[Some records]
▼

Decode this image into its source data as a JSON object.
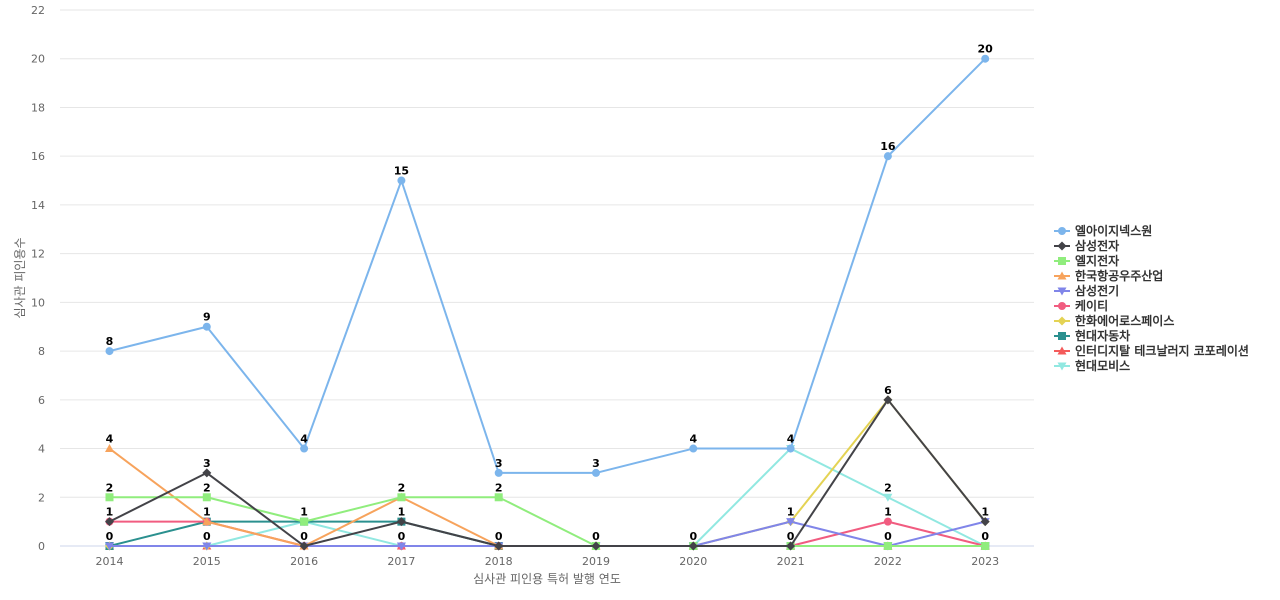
{
  "chart_data": {
    "type": "line",
    "xlabel": "심사관 피인용 특허 발행 연도",
    "ylabel": "심사관 피인용수",
    "x": [
      "2014",
      "2015",
      "2016",
      "2017",
      "2018",
      "2019",
      "2020",
      "2021",
      "2022",
      "2023"
    ],
    "ylim": [
      0,
      22
    ],
    "yticks": [
      0,
      2,
      4,
      6,
      8,
      10,
      12,
      14,
      16,
      18,
      20,
      22
    ],
    "grid": true,
    "legend_position": "right",
    "series": [
      {
        "name": "엘아이지넥스원",
        "color": "#7cb5ec",
        "marker": "circle",
        "values": [
          8,
          9,
          4,
          15,
          3,
          3,
          4,
          4,
          16,
          20
        ],
        "labeled": true
      },
      {
        "name": "삼성전자",
        "color": "#434348",
        "marker": "diamond",
        "values": [
          1,
          3,
          0,
          1,
          0,
          0,
          0,
          0,
          6,
          1
        ],
        "labeled": false
      },
      {
        "name": "엘지전자",
        "color": "#90ed7d",
        "marker": "square",
        "values": [
          2,
          2,
          1,
          2,
          2,
          0,
          0,
          0,
          0,
          0
        ],
        "labeled": false
      },
      {
        "name": "한국항공우주산업",
        "color": "#f7a35c",
        "marker": "triangle",
        "values": [
          4,
          1,
          0,
          2,
          0,
          0,
          0,
          0,
          0,
          0
        ],
        "labeled": false
      },
      {
        "name": "삼성전기",
        "color": "#8085e9",
        "marker": "triangle-down",
        "values": [
          0,
          0,
          0,
          0,
          0,
          0,
          0,
          1,
          0,
          1
        ],
        "labeled": false
      },
      {
        "name": "케이티",
        "color": "#f15c80",
        "marker": "circle",
        "values": [
          1,
          1,
          0,
          0,
          0,
          0,
          0,
          0,
          1,
          0
        ],
        "labeled": false
      },
      {
        "name": "한화에어로스페이스",
        "color": "#e4d354",
        "marker": "diamond",
        "values": [
          0,
          0,
          0,
          0,
          0,
          0,
          0,
          1,
          6,
          1
        ],
        "labeled": false
      },
      {
        "name": "현대자동차",
        "color": "#2b908f",
        "marker": "square",
        "values": [
          0,
          1,
          1,
          1,
          0,
          0,
          0,
          0,
          0,
          0
        ],
        "labeled": false
      },
      {
        "name": "인터디지탈 테크날러지 코포레이션",
        "color": "#f45b5b",
        "marker": "triangle",
        "values": [
          0,
          0,
          0,
          0,
          0,
          0,
          0,
          0,
          0,
          0
        ],
        "labeled": false
      },
      {
        "name": "현대모비스",
        "color": "#91e8e1",
        "marker": "triangle-down",
        "values": [
          0,
          0,
          1,
          0,
          0,
          0,
          0,
          4,
          2,
          0
        ],
        "labeled": false
      }
    ],
    "point_labels": [
      {
        "x": "2014",
        "values": [
          "8",
          "4",
          "2",
          "1",
          "0"
        ]
      },
      {
        "x": "2015",
        "values": [
          "9",
          "3",
          "2",
          "1",
          "0"
        ]
      },
      {
        "x": "2016",
        "values": [
          "4",
          "1",
          "0"
        ]
      },
      {
        "x": "2017",
        "values": [
          "15",
          "2",
          "1",
          "0"
        ]
      },
      {
        "x": "2018",
        "values": [
          "3",
          "2",
          "0"
        ]
      },
      {
        "x": "2019",
        "values": [
          "3",
          "0"
        ]
      },
      {
        "x": "2020",
        "values": [
          "4",
          "0"
        ]
      },
      {
        "x": "2021",
        "values": [
          "4",
          "1",
          "0"
        ]
      },
      {
        "x": "2022",
        "values": [
          "16",
          "6",
          "2",
          "1",
          "0"
        ]
      },
      {
        "x": "2023",
        "values": [
          "20",
          "1",
          "0"
        ]
      }
    ]
  }
}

▲

→ THE EXERCISE:
Transcribe the complete set of entries verbatim. No pictures belong in the copy.

→ RESPONSE:
Decode this image into its source data as a JSON object.
{
  "chart_data": {
    "type": "line",
    "xlabel": "심사관 피인용 특허 발행 연도",
    "ylabel": "심사관 피인용수",
    "x": [
      "2014",
      "2015",
      "2016",
      "2017",
      "2018",
      "2019",
      "2020",
      "2021",
      "2022",
      "2023"
    ],
    "ylim": [
      0,
      22
    ],
    "yticks": [
      0,
      2,
      4,
      6,
      8,
      10,
      12,
      14,
      16,
      18,
      20,
      22
    ],
    "grid": true,
    "legend_position": "right",
    "series": [
      {
        "name": "엘아이지넥스원",
        "color": "#7cb5ec",
        "marker": "circle",
        "values": [
          8,
          9,
          4,
          15,
          3,
          3,
          4,
          4,
          16,
          20
        ],
        "labeled": true
      },
      {
        "name": "삼성전자",
        "color": "#434348",
        "marker": "diamond",
        "values": [
          1,
          3,
          0,
          1,
          0,
          0,
          0,
          0,
          6,
          1
        ],
        "labeled": false
      },
      {
        "name": "엘지전자",
        "color": "#90ed7d",
        "marker": "square",
        "values": [
          2,
          2,
          1,
          2,
          2,
          0,
          0,
          0,
          0,
          0
        ],
        "labeled": false
      },
      {
        "name": "한국항공우주산업",
        "color": "#f7a35c",
        "marker": "triangle",
        "values": [
          4,
          1,
          0,
          2,
          0,
          0,
          0,
          0,
          0,
          0
        ],
        "labeled": false
      },
      {
        "name": "삼성전기",
        "color": "#8085e9",
        "marker": "triangle-down",
        "values": [
          0,
          0,
          0,
          0,
          0,
          0,
          0,
          1,
          0,
          1
        ],
        "labeled": false
      },
      {
        "name": "케이티",
        "color": "#f15c80",
        "marker": "circle",
        "values": [
          1,
          1,
          0,
          0,
          0,
          0,
          0,
          0,
          1,
          0
        ],
        "labeled": false
      },
      {
        "name": "한화에어로스페이스",
        "color": "#e4d354",
        "marker": "diamond",
        "values": [
          0,
          0,
          0,
          0,
          0,
          0,
          0,
          1,
          6,
          1
        ],
        "labeled": false
      },
      {
        "name": "현대자동차",
        "color": "#2b908f",
        "marker": "square",
        "values": [
          0,
          1,
          1,
          1,
          0,
          0,
          0,
          0,
          0,
          0
        ],
        "labeled": false
      },
      {
        "name": "인터디지탈 테크날러지 코포레이션",
        "color": "#f45b5b",
        "marker": "triangle",
        "values": [
          0,
          0,
          0,
          0,
          0,
          0,
          0,
          0,
          0,
          0
        ],
        "labeled": false
      },
      {
        "name": "현대모비스",
        "color": "#91e8e1",
        "marker": "triangle-down",
        "values": [
          0,
          0,
          1,
          0,
          0,
          0,
          0,
          4,
          2,
          0
        ],
        "labeled": false
      }
    ],
    "point_labels": [
      {
        "x": "2014",
        "values": [
          "8",
          "4",
          "2",
          "1",
          "0"
        ]
      },
      {
        "x": "2015",
        "values": [
          "9",
          "3",
          "2",
          "1",
          "0"
        ]
      },
      {
        "x": "2016",
        "values": [
          "4",
          "1",
          "0"
        ]
      },
      {
        "x": "2017",
        "values": [
          "15",
          "2",
          "1",
          "0"
        ]
      },
      {
        "x": "2018",
        "values": [
          "3",
          "2",
          "0"
        ]
      },
      {
        "x": "2019",
        "values": [
          "3",
          "0"
        ]
      },
      {
        "x": "2020",
        "values": [
          "4",
          "0"
        ]
      },
      {
        "x": "2021",
        "values": [
          "4",
          "1",
          "0"
        ]
      },
      {
        "x": "2022",
        "values": [
          "16",
          "6",
          "2",
          "1",
          "0"
        ]
      },
      {
        "x": "2023",
        "values": [
          "20",
          "1",
          "0"
        ]
      }
    ]
  }
}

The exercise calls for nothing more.